— begin RECORDED INFORMATION —

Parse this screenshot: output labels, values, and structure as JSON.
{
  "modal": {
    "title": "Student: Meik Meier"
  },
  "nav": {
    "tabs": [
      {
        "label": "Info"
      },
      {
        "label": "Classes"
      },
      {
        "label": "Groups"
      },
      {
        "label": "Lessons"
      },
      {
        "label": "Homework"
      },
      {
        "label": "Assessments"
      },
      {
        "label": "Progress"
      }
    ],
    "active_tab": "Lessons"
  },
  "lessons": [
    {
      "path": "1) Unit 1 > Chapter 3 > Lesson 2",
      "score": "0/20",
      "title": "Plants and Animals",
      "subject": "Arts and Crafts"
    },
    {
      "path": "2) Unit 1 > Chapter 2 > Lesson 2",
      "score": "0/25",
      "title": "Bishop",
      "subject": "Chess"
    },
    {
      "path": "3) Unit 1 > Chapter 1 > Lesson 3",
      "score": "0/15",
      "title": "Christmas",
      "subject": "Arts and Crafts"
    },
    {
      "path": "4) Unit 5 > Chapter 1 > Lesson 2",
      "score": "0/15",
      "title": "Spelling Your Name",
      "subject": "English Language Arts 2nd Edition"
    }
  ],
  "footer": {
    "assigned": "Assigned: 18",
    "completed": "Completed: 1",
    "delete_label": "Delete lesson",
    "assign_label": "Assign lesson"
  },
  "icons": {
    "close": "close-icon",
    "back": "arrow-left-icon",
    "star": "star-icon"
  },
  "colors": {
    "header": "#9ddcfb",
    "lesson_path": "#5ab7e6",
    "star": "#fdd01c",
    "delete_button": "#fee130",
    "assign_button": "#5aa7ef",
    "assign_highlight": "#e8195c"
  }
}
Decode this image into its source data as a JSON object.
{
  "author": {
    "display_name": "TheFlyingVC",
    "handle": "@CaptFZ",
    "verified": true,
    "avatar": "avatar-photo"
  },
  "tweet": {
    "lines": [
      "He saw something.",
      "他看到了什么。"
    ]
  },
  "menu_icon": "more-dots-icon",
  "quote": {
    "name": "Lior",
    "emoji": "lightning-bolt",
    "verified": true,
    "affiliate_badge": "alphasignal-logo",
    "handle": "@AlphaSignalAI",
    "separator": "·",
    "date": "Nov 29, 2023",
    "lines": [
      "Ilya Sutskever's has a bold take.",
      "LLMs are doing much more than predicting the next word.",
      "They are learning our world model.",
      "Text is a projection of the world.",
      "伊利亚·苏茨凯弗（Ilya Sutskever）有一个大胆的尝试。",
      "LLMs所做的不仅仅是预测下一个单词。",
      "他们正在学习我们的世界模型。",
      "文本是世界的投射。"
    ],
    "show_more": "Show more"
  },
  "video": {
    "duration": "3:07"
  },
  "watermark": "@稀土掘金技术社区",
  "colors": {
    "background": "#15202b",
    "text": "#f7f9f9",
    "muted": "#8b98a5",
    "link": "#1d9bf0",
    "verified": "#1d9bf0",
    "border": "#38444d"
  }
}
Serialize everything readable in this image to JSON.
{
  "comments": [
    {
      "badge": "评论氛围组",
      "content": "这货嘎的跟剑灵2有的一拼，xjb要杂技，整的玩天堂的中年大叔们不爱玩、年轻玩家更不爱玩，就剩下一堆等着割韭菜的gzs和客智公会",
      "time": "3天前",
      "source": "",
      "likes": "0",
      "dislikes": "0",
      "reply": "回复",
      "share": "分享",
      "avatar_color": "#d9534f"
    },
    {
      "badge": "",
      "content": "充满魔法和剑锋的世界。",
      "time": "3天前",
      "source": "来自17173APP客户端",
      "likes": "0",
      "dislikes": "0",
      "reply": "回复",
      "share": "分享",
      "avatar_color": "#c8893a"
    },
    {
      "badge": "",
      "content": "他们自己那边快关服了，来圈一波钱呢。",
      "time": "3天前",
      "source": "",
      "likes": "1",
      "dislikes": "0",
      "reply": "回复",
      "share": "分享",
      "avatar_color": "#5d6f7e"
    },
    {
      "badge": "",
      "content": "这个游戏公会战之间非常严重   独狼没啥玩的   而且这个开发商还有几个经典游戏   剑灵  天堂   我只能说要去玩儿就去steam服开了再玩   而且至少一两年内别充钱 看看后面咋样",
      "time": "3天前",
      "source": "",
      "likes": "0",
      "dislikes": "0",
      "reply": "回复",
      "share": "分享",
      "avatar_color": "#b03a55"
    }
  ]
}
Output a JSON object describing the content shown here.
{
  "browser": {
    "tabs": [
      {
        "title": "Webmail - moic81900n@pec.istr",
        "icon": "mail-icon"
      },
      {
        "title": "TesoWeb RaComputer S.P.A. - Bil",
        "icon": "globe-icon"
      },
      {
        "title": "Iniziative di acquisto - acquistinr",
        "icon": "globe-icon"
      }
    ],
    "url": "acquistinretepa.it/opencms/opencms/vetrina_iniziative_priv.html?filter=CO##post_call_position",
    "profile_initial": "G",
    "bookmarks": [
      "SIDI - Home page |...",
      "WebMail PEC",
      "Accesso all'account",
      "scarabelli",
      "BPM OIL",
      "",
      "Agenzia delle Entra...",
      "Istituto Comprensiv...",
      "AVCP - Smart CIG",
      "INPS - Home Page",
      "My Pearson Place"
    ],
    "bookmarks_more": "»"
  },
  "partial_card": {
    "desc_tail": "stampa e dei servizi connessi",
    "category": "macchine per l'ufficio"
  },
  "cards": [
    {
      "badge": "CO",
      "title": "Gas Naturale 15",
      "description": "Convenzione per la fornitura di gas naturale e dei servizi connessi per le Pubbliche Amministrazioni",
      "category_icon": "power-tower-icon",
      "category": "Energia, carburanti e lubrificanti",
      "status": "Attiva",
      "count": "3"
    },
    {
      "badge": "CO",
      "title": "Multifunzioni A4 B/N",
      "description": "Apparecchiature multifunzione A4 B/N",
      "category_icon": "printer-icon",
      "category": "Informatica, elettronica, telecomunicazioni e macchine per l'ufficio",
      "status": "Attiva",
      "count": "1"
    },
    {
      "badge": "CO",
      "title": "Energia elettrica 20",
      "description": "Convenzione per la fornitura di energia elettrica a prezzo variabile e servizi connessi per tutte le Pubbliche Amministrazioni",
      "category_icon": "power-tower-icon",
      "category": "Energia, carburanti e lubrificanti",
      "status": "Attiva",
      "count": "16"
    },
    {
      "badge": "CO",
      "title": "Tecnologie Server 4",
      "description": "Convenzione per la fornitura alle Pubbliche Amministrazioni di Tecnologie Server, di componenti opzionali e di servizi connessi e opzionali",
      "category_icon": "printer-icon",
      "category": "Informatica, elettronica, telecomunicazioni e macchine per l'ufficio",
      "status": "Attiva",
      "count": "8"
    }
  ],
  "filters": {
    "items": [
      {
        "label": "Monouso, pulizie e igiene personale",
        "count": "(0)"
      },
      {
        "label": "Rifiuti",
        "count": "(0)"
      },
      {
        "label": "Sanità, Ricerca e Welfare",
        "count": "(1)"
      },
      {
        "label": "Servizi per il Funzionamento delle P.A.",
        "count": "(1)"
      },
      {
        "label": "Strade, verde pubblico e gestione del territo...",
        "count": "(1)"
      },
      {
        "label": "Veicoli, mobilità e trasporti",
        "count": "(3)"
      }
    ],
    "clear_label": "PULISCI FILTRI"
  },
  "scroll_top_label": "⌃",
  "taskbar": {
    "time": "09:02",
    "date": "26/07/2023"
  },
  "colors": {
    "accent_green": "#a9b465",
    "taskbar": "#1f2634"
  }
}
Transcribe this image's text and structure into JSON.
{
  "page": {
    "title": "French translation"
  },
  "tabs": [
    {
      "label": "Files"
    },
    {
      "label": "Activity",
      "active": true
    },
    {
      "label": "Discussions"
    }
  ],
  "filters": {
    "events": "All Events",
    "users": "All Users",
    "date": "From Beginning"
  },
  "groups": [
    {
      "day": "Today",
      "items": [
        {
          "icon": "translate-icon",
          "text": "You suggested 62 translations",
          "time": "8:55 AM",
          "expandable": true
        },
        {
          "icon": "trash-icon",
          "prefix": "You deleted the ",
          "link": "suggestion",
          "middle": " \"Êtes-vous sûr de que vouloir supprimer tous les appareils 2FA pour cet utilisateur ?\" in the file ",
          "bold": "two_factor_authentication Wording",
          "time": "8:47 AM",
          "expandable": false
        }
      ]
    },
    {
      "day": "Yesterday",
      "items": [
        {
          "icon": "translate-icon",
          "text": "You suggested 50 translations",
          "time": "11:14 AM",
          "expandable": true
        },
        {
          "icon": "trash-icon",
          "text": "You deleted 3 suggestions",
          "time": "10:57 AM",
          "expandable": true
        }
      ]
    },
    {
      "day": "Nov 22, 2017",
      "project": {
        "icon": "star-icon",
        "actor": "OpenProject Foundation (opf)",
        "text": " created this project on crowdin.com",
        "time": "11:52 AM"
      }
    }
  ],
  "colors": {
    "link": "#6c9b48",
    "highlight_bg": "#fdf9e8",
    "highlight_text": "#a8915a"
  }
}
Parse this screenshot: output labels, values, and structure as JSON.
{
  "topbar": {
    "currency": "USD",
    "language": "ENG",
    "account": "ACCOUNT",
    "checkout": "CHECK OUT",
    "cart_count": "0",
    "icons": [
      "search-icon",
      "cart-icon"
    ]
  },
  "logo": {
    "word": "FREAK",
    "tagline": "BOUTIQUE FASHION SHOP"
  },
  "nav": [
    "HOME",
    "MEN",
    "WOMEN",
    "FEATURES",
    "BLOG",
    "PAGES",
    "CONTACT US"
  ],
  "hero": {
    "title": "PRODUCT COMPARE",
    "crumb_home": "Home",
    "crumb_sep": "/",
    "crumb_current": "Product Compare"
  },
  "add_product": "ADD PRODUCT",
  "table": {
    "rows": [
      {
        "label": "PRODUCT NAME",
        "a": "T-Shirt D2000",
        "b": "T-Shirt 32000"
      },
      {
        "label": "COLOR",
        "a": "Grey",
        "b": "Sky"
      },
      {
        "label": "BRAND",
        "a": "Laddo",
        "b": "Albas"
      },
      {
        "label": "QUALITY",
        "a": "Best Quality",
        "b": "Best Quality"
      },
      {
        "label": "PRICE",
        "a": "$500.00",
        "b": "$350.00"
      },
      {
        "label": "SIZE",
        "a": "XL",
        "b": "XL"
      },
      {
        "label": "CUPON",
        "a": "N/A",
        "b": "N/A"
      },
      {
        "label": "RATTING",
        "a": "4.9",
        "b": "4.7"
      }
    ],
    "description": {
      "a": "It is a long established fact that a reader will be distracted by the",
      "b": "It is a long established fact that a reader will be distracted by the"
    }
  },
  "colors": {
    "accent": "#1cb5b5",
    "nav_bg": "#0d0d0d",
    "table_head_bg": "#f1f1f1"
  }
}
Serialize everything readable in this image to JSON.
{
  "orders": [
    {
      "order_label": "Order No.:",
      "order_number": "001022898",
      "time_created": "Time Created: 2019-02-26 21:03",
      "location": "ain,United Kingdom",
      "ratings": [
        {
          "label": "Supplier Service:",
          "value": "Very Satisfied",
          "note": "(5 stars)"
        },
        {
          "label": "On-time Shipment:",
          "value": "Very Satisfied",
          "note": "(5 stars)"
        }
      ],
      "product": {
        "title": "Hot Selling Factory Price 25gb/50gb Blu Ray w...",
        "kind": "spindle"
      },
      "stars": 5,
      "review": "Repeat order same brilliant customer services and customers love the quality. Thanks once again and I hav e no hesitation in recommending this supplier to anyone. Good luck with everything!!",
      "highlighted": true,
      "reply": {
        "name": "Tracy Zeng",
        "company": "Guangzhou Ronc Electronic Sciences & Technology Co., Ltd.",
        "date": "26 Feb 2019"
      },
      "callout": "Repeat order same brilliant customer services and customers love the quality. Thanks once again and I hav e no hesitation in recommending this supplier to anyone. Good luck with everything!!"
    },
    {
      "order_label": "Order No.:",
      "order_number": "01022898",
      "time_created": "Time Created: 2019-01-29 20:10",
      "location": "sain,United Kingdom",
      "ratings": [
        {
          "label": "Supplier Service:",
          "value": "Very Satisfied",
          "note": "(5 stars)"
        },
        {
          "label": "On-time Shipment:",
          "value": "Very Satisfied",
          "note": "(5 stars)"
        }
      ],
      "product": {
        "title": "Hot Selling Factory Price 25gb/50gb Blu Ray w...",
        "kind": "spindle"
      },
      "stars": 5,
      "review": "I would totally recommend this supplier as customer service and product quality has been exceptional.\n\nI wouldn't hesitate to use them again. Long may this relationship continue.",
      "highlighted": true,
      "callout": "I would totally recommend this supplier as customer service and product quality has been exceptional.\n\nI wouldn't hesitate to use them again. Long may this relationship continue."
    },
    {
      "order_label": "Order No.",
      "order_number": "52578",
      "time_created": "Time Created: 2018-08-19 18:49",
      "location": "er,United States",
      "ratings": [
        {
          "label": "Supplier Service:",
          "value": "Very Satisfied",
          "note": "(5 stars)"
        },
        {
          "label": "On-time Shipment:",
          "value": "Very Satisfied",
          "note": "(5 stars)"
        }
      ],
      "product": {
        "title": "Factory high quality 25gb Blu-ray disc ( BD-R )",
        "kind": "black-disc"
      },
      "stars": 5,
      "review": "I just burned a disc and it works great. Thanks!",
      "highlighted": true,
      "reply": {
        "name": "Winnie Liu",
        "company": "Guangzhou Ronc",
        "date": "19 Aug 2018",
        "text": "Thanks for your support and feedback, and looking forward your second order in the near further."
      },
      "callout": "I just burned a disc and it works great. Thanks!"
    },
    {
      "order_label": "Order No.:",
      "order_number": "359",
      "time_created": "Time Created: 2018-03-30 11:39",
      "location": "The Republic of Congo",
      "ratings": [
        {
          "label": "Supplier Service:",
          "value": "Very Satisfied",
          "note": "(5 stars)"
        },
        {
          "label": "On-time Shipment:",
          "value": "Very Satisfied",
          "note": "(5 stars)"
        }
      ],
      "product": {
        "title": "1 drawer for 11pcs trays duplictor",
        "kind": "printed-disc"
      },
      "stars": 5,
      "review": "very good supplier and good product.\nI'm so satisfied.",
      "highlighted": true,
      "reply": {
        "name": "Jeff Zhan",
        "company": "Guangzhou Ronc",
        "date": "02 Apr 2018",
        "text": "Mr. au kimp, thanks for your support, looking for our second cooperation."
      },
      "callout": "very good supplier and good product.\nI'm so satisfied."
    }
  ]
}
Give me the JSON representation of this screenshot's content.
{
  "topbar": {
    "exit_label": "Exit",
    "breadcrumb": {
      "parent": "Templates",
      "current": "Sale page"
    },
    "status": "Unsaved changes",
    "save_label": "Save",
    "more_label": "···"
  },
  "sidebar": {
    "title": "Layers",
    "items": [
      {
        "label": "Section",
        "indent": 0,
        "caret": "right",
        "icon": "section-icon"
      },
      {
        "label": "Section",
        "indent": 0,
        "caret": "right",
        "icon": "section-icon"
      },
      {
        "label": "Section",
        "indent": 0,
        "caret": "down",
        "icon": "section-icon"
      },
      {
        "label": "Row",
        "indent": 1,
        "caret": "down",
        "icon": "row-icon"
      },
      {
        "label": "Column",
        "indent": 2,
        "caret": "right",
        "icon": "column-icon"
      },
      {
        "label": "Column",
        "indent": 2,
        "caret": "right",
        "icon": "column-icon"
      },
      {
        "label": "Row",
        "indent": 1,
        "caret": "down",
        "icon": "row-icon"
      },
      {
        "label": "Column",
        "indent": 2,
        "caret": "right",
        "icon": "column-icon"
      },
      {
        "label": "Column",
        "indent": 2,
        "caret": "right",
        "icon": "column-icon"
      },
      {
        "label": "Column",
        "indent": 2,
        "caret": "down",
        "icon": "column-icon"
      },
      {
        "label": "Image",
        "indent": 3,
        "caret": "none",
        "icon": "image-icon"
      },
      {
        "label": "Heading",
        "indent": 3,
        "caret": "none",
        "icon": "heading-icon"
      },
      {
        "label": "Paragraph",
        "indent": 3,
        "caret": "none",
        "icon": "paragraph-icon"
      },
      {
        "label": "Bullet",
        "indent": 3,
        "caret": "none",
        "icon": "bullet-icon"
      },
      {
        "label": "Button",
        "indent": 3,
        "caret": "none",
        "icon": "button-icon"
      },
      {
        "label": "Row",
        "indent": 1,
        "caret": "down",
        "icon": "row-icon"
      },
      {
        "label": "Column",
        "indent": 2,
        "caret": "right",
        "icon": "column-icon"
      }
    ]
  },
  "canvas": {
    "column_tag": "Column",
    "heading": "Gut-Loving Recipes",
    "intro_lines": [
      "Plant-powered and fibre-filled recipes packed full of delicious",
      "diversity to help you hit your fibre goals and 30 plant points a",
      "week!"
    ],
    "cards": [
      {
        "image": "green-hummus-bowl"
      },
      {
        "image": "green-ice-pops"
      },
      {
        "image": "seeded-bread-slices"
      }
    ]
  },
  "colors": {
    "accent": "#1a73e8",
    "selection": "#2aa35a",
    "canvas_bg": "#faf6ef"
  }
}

— end RECORDED INFORMATION —

CHALLENGE: Filter the records down to the lines that contain the string "works", and copy those lines.

TASK OUTPUT:
      "review": "I just burned a disc and it works great. Thanks!",
      "callout": "I just burned a disc and it works great. Thanks!"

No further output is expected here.